- _LISTING_:
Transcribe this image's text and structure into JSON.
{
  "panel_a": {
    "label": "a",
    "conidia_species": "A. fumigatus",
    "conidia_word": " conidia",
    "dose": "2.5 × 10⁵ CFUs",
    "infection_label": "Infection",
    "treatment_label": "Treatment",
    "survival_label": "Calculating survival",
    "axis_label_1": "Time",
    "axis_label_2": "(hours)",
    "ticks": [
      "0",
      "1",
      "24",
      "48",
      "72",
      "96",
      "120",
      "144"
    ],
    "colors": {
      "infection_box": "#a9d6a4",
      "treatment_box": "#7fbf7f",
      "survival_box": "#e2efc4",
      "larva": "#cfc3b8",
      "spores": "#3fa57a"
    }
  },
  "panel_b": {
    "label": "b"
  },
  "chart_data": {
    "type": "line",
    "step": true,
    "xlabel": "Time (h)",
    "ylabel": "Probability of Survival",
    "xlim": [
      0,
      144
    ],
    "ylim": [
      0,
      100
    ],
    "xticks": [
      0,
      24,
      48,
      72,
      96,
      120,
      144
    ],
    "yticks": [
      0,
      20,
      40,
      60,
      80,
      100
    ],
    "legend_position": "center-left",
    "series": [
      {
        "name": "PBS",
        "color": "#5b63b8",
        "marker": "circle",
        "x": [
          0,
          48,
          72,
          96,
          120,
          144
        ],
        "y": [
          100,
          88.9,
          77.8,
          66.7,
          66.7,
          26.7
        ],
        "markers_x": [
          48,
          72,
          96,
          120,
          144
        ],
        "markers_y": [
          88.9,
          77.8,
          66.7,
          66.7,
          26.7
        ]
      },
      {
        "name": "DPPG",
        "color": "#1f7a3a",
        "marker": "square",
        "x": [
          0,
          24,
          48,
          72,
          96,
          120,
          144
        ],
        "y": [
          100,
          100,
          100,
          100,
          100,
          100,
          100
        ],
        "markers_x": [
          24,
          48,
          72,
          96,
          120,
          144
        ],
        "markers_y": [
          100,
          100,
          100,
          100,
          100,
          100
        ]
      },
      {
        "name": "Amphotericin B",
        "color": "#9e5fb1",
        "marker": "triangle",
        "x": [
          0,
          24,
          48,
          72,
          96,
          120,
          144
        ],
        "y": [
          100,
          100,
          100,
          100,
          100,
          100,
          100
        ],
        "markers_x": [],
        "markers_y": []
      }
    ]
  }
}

- _EXERCISE BRIEF_: Repeat every record exactly as written, please.

- _FULL ANSWER_:
Transcribe this image's text and structure into JSON.
{
  "panel_a": {
    "label": "a",
    "conidia_species": "A. fumigatus",
    "conidia_word": " conidia",
    "dose": "2.5 × 10⁵ CFUs",
    "infection_label": "Infection",
    "treatment_label": "Treatment",
    "survival_label": "Calculating survival",
    "axis_label_1": "Time",
    "axis_label_2": "(hours)",
    "ticks": [
      "0",
      "1",
      "24",
      "48",
      "72",
      "96",
      "120",
      "144"
    ],
    "colors": {
      "infection_box": "#a9d6a4",
      "treatment_box": "#7fbf7f",
      "survival_box": "#e2efc4",
      "larva": "#cfc3b8",
      "spores": "#3fa57a"
    }
  },
  "panel_b": {
    "label": "b"
  },
  "chart_data": {
    "type": "line",
    "step": true,
    "xlabel": "Time (h)",
    "ylabel": "Probability of Survival",
    "xlim": [
      0,
      144
    ],
    "ylim": [
      0,
      100
    ],
    "xticks": [
      0,
      24,
      48,
      72,
      96,
      120,
      144
    ],
    "yticks": [
      0,
      20,
      40,
      60,
      80,
      100
    ],
    "legend_position": "center-left",
    "series": [
      {
        "name": "PBS",
        "color": "#5b63b8",
        "marker": "circle",
        "x": [
          0,
          48,
          72,
          96,
          120,
          144
        ],
        "y": [
          100,
          88.9,
          77.8,
          66.7,
          66.7,
          26.7
        ],
        "markers_x": [
          48,
          72,
          96,
          120,
          144
        ],
        "markers_y": [
          88.9,
          77.8,
          66.7,
          66.7,
          26.7
        ]
      },
      {
        "name": "DPPG",
        "color": "#1f7a3a",
        "marker": "square",
        "x": [
          0,
          24,
          48,
          72,
          96,
          120,
          144
        ],
        "y": [
          100,
          100,
          100,
          100,
          100,
          100,
          100
        ],
        "markers_x": [
          24,
          48,
          72,
          96,
          120,
          144
        ],
        "markers_y": [
          100,
          100,
          100,
          100,
          100,
          100
        ]
      },
      {
        "name": "Amphotericin B",
        "color": "#9e5fb1",
        "marker": "triangle",
        "x": [
          0,
          24,
          48,
          72,
          96,
          120,
          144
        ],
        "y": [
          100,
          100,
          100,
          100,
          100,
          100,
          100
        ],
        "markers_x": [],
        "markers_y": []
      }
    ]
  }
}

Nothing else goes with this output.